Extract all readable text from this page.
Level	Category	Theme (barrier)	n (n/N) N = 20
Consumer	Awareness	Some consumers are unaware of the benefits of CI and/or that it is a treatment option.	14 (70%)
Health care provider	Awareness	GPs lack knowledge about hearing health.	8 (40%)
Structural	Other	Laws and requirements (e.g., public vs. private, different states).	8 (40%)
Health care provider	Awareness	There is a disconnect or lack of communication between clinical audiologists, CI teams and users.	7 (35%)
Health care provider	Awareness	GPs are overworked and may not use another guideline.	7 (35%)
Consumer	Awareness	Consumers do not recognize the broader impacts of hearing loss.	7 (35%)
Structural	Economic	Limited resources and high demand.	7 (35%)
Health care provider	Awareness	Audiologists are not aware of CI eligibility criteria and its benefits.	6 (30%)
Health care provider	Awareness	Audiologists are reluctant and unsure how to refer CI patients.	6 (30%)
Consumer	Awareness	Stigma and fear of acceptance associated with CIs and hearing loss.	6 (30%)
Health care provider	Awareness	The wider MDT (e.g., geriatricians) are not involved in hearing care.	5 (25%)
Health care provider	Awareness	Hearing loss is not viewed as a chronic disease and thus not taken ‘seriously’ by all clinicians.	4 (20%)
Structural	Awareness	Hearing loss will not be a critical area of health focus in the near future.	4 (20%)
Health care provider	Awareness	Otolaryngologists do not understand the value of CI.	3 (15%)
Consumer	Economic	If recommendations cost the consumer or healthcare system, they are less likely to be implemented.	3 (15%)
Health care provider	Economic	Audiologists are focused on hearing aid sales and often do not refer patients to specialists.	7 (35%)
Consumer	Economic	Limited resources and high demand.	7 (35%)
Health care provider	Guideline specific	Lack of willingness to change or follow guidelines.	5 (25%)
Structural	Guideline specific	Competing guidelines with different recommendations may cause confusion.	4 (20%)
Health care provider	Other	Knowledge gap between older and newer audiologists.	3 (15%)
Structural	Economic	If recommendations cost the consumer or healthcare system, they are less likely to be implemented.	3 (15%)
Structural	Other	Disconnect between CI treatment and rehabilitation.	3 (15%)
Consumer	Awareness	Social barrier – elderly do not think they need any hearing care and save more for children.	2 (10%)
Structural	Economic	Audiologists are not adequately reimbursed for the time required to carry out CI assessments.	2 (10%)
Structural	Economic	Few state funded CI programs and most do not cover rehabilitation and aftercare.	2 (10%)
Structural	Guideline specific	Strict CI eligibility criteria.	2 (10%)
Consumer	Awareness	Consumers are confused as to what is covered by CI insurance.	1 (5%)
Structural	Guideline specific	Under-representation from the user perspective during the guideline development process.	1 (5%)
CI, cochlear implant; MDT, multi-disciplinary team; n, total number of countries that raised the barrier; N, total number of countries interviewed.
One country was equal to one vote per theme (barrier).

--- --- ---

Problem -
Look through the data above. Find each line with the string "healthcare" and copy it.

Written answer -
Consumer	Economic	If recommendations cost the consumer or healthcare system, they are less likely to be implemented.	3 (15%)
Structural	Economic	If recommendations cost the consumer or healthcare system, they are less likely to be implemented.	3 (15%)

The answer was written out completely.